(Figure collection entries)
§

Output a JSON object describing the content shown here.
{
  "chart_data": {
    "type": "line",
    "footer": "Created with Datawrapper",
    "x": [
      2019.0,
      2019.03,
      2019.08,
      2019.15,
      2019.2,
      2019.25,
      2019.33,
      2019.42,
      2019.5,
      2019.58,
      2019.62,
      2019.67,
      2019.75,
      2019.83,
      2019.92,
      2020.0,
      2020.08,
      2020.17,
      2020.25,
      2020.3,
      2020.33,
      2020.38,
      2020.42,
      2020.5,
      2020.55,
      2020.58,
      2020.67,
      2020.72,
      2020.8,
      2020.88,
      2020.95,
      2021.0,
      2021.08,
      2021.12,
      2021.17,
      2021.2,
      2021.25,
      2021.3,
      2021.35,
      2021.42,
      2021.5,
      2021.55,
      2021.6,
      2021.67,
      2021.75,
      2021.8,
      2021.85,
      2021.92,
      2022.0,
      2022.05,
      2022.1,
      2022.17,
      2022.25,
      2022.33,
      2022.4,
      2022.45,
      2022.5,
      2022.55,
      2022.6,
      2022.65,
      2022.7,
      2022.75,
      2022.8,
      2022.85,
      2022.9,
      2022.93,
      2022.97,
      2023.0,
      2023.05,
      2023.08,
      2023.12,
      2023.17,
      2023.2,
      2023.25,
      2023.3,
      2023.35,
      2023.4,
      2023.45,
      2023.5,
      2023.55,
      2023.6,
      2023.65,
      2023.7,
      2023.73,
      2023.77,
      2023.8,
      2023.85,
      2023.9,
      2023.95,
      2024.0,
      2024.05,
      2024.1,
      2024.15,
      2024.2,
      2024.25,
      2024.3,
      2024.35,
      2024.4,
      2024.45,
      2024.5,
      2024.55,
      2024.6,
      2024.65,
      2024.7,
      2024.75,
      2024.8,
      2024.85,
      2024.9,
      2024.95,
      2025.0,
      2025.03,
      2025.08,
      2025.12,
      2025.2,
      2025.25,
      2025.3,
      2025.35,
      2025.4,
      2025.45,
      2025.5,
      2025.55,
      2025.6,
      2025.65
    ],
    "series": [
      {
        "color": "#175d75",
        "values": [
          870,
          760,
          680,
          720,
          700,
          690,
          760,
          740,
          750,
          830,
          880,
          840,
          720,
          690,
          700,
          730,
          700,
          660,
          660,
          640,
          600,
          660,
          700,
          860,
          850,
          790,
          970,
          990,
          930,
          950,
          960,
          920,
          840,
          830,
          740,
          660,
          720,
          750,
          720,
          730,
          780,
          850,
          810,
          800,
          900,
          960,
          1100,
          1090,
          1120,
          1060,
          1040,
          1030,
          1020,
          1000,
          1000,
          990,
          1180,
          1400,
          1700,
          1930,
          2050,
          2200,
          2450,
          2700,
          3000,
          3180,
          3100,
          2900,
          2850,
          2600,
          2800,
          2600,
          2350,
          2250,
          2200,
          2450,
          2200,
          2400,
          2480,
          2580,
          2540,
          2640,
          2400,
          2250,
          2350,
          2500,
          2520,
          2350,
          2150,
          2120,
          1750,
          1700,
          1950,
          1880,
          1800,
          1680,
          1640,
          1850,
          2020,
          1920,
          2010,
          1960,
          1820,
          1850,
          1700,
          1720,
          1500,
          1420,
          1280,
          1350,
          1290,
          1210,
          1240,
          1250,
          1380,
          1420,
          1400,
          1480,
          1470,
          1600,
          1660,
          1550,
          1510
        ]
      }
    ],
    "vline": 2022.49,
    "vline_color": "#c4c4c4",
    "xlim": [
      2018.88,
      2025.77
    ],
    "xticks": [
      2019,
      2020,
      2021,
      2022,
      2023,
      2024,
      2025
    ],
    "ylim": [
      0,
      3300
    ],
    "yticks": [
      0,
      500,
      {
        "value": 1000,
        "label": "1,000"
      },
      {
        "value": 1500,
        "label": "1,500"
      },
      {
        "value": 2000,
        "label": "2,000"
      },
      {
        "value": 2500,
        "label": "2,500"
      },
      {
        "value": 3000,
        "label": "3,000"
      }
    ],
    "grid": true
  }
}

§

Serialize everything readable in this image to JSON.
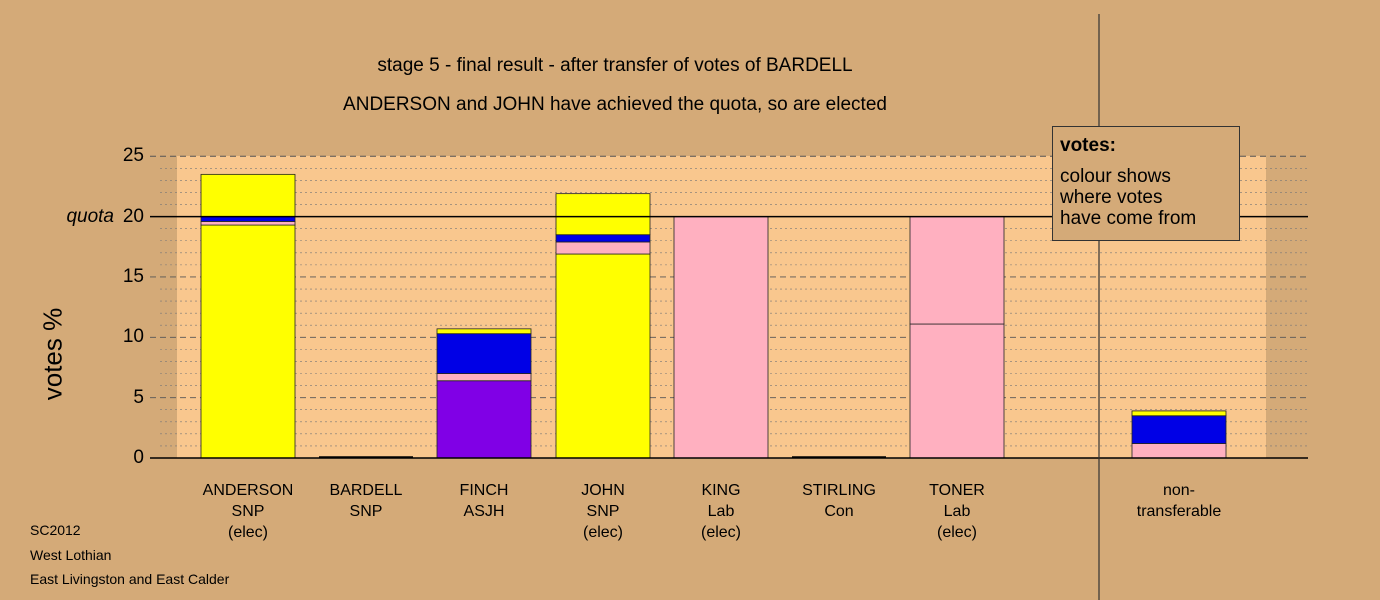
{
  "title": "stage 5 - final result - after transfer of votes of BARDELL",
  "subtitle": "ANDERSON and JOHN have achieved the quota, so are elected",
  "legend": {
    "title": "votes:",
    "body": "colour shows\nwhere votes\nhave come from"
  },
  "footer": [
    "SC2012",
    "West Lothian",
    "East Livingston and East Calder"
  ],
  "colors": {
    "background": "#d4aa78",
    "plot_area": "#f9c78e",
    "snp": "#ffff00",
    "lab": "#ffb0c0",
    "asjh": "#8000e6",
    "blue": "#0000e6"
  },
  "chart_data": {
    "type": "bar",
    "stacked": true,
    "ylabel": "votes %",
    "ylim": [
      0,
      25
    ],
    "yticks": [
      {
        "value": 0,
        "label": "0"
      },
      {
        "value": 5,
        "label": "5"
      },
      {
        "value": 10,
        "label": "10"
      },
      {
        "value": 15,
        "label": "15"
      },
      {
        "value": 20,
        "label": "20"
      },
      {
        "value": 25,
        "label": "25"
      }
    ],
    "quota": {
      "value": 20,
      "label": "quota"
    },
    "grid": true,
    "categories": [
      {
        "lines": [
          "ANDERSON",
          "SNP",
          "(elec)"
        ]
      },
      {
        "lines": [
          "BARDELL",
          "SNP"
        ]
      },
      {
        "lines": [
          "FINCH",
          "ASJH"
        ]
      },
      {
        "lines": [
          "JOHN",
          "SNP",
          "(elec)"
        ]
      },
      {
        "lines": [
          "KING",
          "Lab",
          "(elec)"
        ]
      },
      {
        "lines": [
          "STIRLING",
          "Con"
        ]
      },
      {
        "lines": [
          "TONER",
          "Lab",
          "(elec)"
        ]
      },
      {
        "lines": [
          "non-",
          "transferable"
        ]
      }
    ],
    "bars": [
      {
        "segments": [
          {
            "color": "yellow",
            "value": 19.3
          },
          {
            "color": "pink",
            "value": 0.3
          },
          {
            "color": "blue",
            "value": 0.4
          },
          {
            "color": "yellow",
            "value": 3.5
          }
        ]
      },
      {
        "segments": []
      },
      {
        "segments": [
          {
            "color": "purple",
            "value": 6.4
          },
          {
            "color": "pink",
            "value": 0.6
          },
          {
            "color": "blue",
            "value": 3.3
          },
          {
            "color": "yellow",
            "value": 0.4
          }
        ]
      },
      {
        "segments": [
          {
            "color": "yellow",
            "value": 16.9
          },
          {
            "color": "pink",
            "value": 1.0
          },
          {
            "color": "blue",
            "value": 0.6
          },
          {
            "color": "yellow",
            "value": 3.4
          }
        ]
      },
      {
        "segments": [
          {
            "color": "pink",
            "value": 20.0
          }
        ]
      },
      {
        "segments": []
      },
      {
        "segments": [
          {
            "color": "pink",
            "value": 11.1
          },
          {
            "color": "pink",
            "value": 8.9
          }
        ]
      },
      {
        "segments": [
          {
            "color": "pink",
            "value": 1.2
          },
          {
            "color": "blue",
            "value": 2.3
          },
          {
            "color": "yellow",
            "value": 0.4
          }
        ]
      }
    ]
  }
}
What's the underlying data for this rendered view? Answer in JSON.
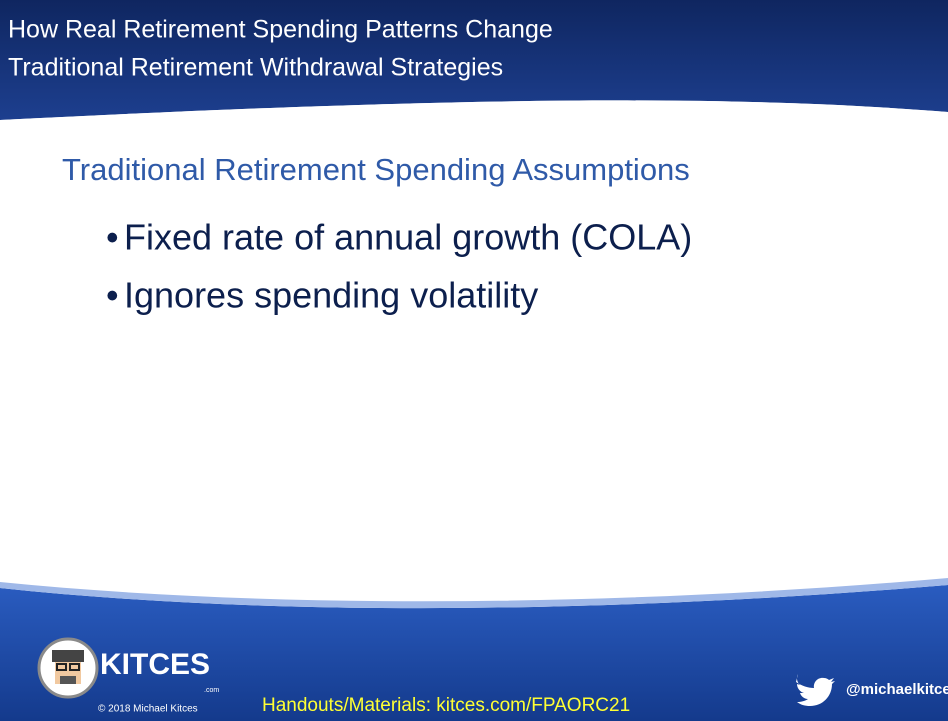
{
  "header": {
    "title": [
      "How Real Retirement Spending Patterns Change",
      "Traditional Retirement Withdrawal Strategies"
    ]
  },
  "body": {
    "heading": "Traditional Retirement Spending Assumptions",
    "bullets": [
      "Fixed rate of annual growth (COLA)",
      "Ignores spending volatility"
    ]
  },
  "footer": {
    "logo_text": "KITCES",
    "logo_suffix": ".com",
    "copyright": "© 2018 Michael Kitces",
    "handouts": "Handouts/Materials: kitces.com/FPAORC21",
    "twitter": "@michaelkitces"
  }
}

§

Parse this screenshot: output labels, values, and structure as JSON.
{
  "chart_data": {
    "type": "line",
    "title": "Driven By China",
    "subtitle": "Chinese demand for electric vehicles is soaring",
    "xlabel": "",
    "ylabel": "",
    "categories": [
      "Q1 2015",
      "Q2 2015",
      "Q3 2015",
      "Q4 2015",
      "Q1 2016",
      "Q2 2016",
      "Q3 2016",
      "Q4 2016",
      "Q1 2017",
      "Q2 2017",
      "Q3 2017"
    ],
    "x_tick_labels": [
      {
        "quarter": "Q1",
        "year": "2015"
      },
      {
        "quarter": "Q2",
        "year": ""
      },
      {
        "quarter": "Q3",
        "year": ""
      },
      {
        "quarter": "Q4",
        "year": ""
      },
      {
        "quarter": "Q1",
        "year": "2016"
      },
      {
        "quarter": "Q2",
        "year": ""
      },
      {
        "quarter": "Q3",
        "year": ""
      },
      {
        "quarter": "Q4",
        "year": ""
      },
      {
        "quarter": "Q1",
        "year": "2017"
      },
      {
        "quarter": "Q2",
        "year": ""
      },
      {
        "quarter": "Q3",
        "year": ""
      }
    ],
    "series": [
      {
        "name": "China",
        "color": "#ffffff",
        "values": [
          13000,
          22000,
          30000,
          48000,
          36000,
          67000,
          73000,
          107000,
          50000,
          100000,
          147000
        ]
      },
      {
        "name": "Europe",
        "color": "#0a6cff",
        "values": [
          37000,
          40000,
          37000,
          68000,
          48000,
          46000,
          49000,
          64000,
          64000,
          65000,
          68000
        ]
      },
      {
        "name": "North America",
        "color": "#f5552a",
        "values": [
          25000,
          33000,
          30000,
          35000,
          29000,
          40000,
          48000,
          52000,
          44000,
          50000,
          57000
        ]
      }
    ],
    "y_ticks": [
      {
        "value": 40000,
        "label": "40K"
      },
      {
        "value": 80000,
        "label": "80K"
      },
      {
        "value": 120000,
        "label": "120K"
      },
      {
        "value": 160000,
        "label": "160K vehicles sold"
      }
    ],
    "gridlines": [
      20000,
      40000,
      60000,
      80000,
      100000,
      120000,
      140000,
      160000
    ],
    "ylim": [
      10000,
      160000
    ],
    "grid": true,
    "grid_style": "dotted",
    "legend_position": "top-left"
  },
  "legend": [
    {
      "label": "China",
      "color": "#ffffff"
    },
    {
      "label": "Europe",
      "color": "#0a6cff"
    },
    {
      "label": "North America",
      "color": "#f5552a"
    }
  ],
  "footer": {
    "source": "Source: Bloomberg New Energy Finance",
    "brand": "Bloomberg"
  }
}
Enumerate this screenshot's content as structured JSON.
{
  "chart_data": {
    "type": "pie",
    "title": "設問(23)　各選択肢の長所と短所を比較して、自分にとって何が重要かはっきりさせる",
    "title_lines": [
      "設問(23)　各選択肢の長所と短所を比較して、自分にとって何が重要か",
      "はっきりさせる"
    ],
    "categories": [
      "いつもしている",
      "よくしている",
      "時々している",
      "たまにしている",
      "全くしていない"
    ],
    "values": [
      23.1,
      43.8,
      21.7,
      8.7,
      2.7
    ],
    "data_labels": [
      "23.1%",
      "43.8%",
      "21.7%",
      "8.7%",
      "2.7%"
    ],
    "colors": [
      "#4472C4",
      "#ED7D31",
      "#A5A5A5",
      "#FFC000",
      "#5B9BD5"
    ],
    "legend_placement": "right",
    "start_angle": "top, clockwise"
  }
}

§

AIM
Which lines in the data above contain "body"? Show each one.

SOLUTION FOR THIS EXERCISE
    "body": "colour shows\nwhere votes\nhave come from"
  "body": {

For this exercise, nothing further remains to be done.